STATED TASK | Pick out all lines of the entries that include the word "scales" and copy them.

(Records from a dataset)
○ ○ ○
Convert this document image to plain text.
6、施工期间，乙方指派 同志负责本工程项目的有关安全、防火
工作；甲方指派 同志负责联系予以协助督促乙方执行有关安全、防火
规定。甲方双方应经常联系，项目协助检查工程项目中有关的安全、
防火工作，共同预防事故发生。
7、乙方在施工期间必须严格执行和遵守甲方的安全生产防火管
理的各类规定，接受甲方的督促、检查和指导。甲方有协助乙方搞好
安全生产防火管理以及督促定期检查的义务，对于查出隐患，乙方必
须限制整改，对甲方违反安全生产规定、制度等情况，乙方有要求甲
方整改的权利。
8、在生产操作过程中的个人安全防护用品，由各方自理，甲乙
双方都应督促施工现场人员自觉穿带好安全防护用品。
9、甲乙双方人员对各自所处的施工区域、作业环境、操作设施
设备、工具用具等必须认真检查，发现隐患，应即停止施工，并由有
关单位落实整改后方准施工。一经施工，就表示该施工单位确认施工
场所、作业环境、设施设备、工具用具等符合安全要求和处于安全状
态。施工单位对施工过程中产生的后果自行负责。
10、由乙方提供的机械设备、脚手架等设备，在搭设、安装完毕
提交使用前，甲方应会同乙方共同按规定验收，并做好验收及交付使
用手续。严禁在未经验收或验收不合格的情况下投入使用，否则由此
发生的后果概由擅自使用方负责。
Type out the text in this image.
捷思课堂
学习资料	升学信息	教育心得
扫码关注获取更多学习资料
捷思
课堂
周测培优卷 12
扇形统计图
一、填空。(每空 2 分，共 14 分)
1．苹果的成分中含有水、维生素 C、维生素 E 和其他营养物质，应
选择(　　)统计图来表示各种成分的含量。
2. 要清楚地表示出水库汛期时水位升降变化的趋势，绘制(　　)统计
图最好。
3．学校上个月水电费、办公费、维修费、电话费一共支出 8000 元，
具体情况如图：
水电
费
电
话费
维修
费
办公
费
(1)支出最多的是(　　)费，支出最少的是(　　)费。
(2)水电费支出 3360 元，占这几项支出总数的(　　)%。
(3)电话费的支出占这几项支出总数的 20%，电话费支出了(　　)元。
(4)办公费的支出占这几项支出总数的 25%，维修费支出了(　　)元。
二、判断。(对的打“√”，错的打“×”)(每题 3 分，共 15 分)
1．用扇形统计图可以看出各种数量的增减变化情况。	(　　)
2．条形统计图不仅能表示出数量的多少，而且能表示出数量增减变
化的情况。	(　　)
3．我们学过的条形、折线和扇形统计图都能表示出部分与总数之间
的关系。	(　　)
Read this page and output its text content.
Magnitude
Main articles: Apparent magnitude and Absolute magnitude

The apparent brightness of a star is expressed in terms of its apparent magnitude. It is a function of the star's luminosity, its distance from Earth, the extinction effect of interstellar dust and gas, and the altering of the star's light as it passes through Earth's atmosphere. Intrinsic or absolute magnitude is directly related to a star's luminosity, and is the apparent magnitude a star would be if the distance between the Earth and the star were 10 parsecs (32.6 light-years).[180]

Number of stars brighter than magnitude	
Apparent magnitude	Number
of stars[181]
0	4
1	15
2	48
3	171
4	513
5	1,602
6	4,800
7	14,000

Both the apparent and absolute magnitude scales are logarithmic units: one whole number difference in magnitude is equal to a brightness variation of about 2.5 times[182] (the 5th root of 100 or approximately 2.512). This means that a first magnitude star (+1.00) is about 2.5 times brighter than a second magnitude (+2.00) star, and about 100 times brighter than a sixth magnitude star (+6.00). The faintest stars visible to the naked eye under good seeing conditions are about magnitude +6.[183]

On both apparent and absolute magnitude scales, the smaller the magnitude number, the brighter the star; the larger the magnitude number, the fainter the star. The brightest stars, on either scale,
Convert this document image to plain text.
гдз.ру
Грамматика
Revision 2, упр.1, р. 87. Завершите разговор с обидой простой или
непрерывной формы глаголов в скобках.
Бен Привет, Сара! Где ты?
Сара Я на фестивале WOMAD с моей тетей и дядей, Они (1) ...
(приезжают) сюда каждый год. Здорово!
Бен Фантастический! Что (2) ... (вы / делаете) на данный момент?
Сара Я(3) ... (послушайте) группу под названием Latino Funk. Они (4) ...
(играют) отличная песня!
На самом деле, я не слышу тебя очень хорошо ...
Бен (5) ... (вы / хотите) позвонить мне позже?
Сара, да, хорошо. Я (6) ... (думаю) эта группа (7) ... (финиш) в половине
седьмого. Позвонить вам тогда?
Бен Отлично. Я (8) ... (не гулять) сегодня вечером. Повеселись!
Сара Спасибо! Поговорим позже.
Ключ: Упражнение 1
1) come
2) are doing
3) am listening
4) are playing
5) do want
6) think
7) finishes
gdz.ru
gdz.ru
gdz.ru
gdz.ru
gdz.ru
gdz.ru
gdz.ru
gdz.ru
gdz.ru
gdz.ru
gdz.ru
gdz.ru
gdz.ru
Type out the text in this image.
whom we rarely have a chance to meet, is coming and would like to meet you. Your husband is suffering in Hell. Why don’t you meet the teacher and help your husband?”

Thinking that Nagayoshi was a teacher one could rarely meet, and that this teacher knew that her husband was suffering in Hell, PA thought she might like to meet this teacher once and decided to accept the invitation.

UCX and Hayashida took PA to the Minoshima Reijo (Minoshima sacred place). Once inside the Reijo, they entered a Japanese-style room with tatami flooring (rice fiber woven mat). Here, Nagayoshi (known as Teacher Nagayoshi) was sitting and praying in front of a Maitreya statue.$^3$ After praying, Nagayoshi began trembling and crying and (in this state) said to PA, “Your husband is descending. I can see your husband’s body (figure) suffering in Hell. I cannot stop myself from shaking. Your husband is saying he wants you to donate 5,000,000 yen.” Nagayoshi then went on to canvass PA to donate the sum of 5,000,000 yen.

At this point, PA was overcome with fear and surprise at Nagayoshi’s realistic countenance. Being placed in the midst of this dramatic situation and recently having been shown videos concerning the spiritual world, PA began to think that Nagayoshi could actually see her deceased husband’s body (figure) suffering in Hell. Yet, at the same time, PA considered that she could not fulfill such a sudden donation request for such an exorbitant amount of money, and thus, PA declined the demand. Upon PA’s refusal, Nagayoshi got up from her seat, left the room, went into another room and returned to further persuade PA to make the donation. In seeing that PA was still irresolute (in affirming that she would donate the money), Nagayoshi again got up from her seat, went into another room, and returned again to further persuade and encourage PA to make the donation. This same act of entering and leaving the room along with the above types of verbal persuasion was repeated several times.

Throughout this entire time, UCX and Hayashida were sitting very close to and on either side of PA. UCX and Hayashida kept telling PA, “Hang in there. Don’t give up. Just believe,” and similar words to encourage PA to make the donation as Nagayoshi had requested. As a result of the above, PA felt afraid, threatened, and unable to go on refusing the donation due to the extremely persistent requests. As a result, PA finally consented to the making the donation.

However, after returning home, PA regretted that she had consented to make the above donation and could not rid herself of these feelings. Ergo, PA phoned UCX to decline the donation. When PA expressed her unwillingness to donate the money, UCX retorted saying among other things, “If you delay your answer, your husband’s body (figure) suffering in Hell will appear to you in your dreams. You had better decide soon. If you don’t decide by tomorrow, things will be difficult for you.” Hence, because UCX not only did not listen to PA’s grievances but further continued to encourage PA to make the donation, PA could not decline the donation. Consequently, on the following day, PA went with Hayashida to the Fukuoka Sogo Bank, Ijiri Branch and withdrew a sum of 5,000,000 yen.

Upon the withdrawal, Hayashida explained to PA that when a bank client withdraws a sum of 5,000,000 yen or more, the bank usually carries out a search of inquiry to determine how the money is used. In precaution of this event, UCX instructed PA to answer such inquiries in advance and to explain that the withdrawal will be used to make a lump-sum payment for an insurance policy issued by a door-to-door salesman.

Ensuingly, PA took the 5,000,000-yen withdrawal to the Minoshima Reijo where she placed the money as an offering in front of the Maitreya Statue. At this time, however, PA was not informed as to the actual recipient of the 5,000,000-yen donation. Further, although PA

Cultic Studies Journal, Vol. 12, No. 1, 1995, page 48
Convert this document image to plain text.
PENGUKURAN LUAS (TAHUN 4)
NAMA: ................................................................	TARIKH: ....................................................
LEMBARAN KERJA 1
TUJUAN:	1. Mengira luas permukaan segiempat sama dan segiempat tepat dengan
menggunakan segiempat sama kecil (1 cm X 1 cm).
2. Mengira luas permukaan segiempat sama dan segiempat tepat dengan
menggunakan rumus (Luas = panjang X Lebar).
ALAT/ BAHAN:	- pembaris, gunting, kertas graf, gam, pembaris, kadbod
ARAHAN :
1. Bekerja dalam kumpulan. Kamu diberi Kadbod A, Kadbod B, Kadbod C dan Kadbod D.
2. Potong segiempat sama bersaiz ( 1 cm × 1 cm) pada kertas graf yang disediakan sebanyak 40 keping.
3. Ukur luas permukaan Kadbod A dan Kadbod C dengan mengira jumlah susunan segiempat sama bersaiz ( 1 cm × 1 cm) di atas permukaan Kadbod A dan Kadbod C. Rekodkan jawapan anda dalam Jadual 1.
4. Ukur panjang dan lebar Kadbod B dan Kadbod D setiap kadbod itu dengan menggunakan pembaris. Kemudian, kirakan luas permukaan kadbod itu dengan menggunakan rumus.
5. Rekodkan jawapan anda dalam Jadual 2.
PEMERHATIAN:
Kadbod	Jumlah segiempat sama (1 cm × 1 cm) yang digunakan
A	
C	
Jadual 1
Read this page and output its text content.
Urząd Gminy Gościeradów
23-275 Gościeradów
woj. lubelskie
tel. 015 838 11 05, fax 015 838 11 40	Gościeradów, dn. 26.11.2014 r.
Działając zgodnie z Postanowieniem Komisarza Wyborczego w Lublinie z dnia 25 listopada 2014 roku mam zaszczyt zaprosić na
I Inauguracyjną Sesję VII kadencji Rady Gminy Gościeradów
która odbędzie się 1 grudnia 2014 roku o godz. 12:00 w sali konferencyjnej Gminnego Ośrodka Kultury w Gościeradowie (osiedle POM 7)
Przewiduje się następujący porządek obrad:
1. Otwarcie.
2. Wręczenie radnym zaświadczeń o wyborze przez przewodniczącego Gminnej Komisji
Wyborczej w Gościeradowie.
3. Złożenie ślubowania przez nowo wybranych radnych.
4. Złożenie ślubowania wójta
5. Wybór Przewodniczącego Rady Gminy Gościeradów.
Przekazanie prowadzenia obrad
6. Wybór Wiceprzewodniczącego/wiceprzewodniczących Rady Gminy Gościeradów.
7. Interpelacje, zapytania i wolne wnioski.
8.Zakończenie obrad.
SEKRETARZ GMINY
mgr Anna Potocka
○ ○ ○
TASK RESULT |
Both the apparent and absolute magnitude scales are logarithmic units: one whole number difference in magnitude is equal to a brightness variation of about 2.5 times[182] (the 5th root of 100 or approximately 2.512). This means that a first magnitude star (+1.00) is about 2.5 times brighter than a second magnitude (+2.00) star, and about 100 times brighter than a sixth magnitude star (+6.00). The faintest stars visible to the naked eye under good seeing conditions are about magnitude +6.[183]
On both apparent and absolute magnitude scales, the smaller the magnitude number, the brighter the star; the larger the magnitude number, the fainter the star. The brightest stars, on either scale,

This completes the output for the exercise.